WHAT YOU ARE ASKED TO DO -
Across the entries, how many lines have the string "Maradona" in them? Reply with only a number.

ENTRIES SHOWN -
---+---

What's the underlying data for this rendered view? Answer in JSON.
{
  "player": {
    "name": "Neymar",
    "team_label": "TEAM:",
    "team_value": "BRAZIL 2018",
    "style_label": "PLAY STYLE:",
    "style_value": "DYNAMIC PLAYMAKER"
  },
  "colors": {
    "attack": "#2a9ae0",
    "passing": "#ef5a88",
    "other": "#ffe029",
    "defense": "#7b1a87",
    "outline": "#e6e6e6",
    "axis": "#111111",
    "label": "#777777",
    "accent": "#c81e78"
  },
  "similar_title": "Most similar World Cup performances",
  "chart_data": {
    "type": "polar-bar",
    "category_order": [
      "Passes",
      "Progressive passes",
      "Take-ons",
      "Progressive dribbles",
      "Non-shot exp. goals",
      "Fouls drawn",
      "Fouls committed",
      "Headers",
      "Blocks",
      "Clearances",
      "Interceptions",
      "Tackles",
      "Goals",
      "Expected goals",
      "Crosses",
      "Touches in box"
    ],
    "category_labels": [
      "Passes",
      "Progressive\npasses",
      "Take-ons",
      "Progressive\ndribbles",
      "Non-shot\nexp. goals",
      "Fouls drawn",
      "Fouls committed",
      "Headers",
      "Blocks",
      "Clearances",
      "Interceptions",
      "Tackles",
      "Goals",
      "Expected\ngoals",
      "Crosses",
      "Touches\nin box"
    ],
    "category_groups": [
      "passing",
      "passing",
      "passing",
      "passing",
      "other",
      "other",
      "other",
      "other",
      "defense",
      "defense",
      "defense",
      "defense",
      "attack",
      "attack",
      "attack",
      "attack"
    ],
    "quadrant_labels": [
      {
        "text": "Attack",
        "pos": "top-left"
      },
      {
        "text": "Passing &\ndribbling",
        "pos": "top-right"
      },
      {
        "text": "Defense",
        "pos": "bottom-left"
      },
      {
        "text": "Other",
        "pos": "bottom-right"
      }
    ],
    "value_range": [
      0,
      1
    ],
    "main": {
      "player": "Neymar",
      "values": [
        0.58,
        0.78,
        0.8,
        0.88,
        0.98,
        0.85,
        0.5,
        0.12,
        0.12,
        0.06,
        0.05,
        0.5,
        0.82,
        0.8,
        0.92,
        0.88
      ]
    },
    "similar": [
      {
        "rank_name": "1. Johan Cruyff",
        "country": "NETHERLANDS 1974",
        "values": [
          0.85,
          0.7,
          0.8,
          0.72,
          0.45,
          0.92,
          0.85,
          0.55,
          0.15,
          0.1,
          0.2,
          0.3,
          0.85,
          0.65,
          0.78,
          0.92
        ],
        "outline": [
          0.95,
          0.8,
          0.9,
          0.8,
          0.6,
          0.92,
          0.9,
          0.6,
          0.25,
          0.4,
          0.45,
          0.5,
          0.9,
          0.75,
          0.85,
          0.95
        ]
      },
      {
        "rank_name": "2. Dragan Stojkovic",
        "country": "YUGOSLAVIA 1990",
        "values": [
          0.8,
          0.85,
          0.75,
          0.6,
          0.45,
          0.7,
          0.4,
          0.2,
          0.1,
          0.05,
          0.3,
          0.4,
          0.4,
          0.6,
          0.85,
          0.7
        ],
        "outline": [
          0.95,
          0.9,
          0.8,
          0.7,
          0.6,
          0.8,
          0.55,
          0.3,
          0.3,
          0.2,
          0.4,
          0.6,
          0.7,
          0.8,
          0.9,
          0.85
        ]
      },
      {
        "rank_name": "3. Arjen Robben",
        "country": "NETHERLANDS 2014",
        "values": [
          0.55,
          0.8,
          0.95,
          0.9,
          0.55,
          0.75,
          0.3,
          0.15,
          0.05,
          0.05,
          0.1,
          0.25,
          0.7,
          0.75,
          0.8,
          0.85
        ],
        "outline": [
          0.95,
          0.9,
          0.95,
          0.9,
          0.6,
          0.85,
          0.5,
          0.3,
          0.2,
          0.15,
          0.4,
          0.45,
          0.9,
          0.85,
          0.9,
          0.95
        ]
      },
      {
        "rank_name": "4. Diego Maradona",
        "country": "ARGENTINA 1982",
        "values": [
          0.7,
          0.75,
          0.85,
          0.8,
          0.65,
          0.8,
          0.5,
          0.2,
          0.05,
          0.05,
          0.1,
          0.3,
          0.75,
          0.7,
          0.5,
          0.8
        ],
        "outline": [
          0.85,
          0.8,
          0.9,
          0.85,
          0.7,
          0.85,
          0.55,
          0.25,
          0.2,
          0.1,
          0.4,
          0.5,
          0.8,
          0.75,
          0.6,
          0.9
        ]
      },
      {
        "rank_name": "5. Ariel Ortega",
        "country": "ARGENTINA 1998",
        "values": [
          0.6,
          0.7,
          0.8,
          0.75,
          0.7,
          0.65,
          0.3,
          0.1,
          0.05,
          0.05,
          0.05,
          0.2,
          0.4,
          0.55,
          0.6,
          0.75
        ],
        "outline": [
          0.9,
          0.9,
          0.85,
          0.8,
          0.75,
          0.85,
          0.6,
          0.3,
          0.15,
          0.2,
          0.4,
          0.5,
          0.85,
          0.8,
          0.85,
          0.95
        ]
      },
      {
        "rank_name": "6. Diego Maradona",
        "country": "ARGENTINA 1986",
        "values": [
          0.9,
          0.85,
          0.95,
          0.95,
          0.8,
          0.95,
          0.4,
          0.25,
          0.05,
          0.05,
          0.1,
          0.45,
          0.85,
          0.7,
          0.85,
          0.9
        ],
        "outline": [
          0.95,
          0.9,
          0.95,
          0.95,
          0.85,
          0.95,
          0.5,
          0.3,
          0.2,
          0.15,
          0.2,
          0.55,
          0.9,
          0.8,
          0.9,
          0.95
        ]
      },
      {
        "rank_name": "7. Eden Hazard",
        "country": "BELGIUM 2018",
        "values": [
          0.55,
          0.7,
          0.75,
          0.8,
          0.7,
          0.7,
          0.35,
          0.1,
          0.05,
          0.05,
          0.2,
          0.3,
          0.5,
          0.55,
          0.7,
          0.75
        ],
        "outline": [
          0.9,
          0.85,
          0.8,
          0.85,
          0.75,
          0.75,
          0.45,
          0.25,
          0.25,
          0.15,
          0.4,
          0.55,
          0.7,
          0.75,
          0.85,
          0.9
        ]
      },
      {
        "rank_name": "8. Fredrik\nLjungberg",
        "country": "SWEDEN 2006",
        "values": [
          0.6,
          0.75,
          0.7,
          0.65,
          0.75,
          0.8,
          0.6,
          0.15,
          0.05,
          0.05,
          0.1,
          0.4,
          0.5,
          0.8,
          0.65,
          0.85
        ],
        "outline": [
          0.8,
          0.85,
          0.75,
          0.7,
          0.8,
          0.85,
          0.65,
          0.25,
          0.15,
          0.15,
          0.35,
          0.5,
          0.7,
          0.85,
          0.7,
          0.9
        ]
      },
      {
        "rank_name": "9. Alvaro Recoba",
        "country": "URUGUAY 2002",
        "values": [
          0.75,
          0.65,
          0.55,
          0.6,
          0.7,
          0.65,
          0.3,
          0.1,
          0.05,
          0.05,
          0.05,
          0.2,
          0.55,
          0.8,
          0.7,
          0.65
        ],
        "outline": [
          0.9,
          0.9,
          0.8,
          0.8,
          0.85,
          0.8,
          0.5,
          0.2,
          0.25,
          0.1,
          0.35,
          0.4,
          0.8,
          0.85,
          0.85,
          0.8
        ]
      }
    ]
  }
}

---+---

ANSWER TO THIS EXERCISE -
2